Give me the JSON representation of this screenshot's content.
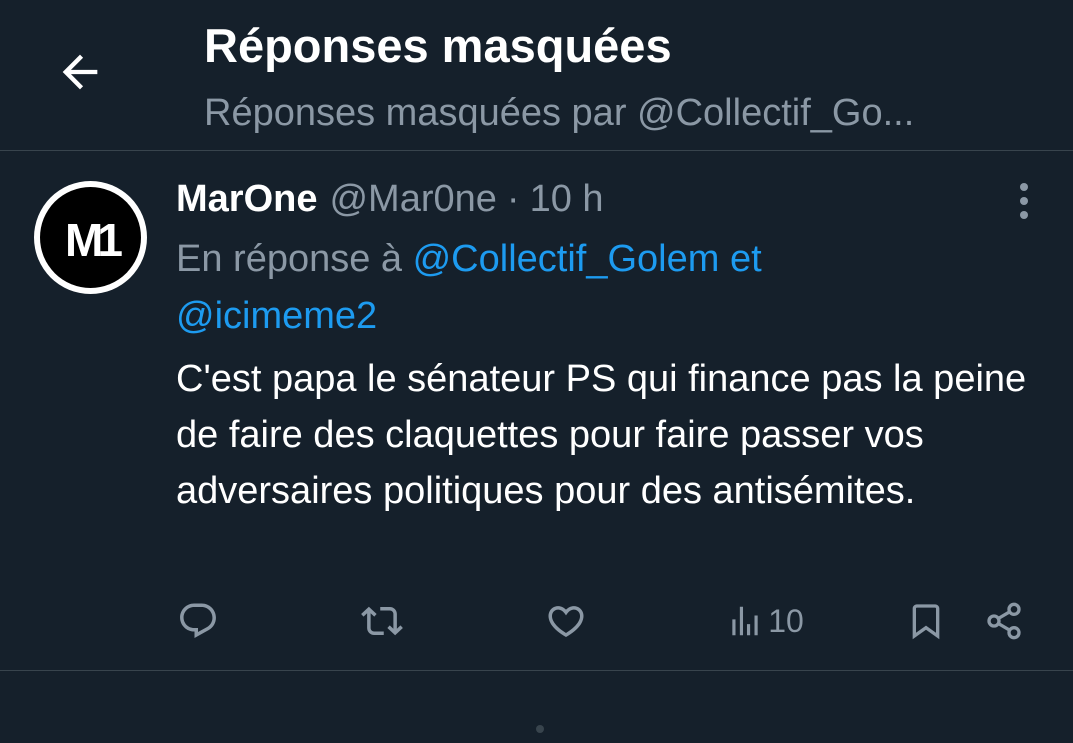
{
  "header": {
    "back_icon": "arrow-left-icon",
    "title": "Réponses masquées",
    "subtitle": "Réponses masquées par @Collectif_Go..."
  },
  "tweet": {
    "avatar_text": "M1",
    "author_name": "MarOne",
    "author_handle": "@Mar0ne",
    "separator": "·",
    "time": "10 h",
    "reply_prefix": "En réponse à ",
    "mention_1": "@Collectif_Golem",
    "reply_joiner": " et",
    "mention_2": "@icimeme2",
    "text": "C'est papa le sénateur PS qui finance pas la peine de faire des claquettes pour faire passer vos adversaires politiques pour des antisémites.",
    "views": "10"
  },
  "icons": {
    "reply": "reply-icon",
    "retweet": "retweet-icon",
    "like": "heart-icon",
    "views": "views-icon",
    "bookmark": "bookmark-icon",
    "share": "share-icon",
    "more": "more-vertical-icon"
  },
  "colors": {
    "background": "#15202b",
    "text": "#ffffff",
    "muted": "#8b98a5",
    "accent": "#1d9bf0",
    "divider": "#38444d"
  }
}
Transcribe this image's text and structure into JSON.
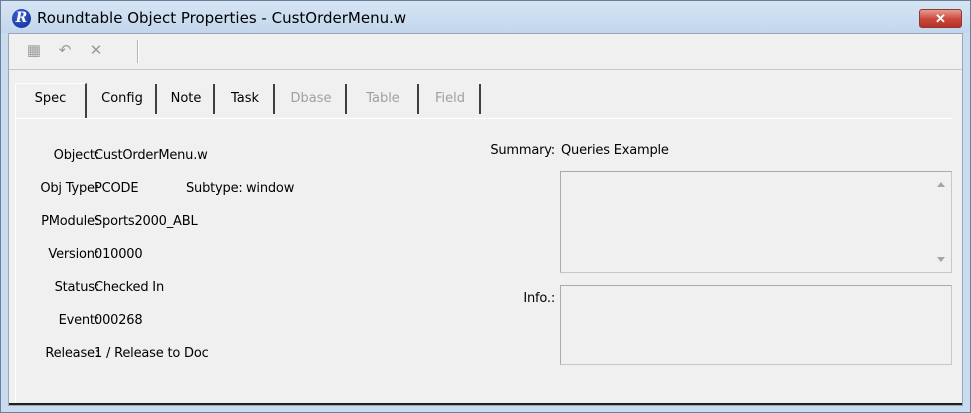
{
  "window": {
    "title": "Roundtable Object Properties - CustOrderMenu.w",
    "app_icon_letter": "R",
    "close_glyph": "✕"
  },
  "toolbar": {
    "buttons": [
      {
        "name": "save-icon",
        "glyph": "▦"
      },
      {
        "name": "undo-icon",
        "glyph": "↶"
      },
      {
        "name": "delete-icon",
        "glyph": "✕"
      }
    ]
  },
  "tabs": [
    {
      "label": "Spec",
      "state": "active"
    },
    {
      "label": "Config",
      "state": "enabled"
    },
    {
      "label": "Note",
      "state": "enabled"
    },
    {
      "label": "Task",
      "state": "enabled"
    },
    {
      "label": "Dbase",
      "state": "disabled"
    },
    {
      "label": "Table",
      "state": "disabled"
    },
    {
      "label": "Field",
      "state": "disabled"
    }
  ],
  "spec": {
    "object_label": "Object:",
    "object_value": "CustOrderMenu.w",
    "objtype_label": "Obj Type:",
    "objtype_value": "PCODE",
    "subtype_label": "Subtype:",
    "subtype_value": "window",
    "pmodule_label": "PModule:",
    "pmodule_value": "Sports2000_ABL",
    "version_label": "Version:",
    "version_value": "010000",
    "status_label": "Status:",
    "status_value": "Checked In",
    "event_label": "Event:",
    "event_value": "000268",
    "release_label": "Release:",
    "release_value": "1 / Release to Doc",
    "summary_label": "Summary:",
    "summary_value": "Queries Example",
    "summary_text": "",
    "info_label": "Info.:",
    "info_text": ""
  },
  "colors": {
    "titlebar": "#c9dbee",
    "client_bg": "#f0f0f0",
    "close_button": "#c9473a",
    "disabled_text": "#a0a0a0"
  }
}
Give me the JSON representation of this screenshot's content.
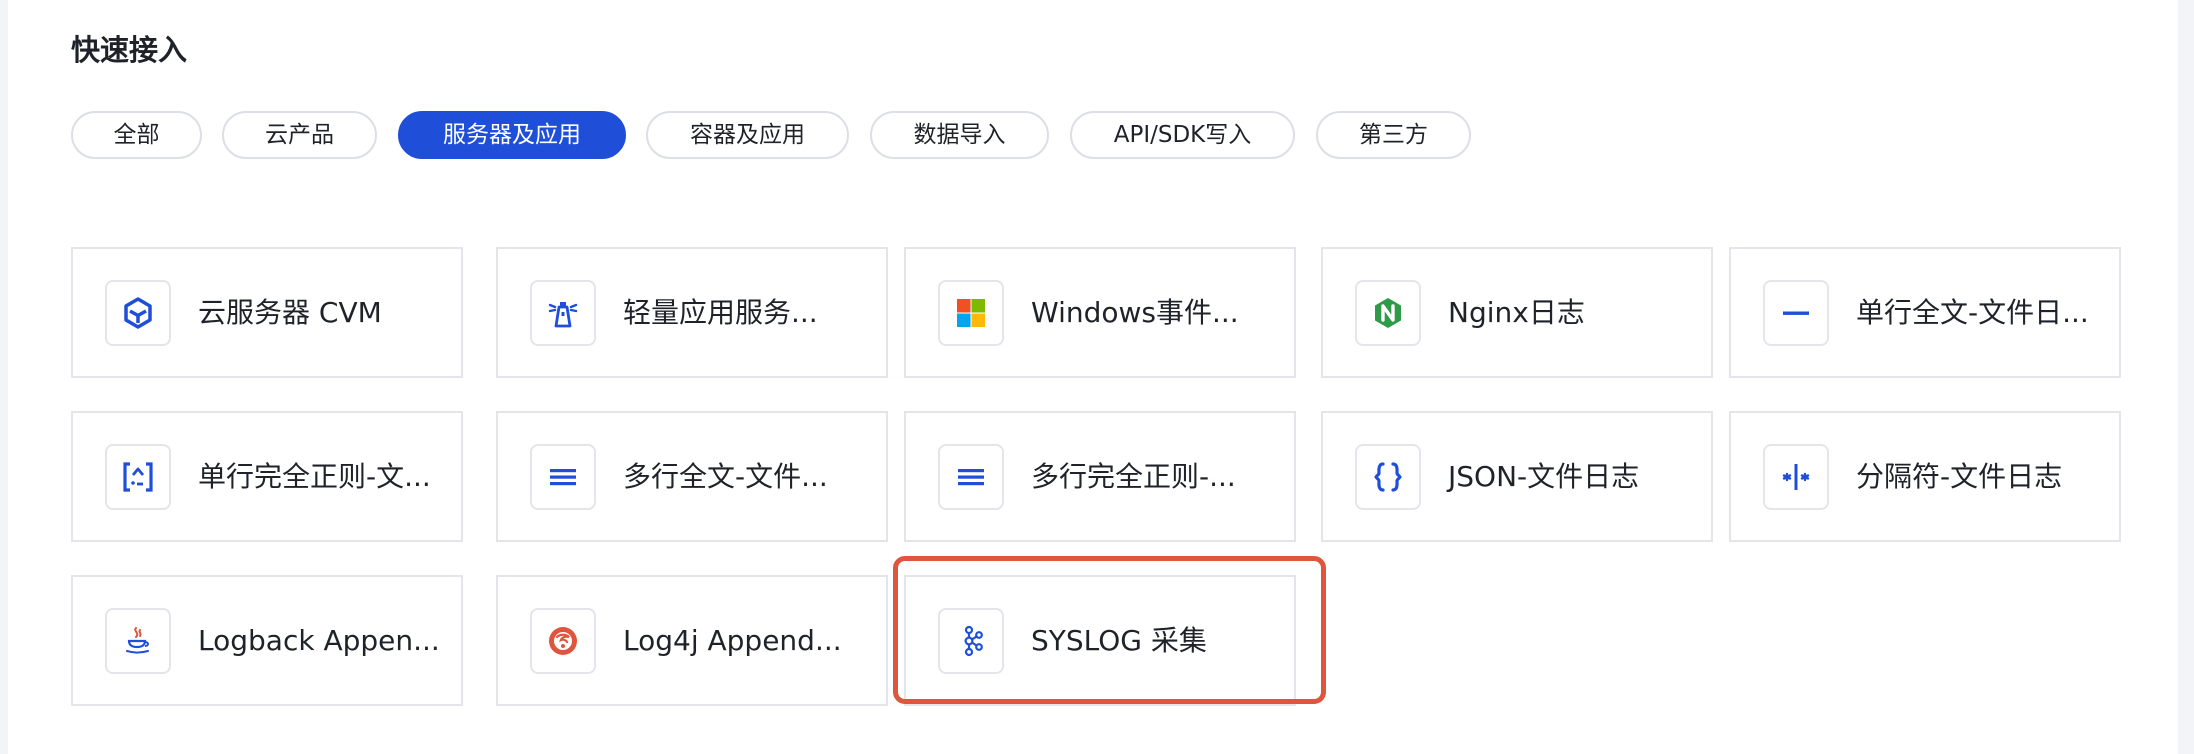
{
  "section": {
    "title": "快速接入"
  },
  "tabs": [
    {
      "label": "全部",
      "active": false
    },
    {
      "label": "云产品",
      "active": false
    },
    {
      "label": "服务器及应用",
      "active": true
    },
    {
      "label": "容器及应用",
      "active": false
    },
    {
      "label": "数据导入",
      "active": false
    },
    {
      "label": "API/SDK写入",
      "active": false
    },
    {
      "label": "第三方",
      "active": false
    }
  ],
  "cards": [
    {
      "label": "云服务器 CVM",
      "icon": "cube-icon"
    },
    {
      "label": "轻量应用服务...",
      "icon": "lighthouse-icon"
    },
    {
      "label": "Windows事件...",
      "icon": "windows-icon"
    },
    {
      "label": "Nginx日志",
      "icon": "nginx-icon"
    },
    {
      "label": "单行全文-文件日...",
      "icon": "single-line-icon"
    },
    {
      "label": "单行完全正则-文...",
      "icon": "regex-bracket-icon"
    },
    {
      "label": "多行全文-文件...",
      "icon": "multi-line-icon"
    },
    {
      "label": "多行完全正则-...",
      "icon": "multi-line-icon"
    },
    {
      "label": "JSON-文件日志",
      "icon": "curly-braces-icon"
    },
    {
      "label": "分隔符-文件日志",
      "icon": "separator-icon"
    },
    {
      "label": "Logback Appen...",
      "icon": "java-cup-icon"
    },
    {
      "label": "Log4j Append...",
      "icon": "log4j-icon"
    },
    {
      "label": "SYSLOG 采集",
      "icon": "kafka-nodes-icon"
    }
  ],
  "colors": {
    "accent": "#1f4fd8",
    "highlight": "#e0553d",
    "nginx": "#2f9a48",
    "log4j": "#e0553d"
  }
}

> Written request:
Search the data above for the string "masquées" and copy each line that has it.

> Final result:
    "title": "Réponses masquées",
    "subtitle": "Réponses masquées par @Collectif_Go..."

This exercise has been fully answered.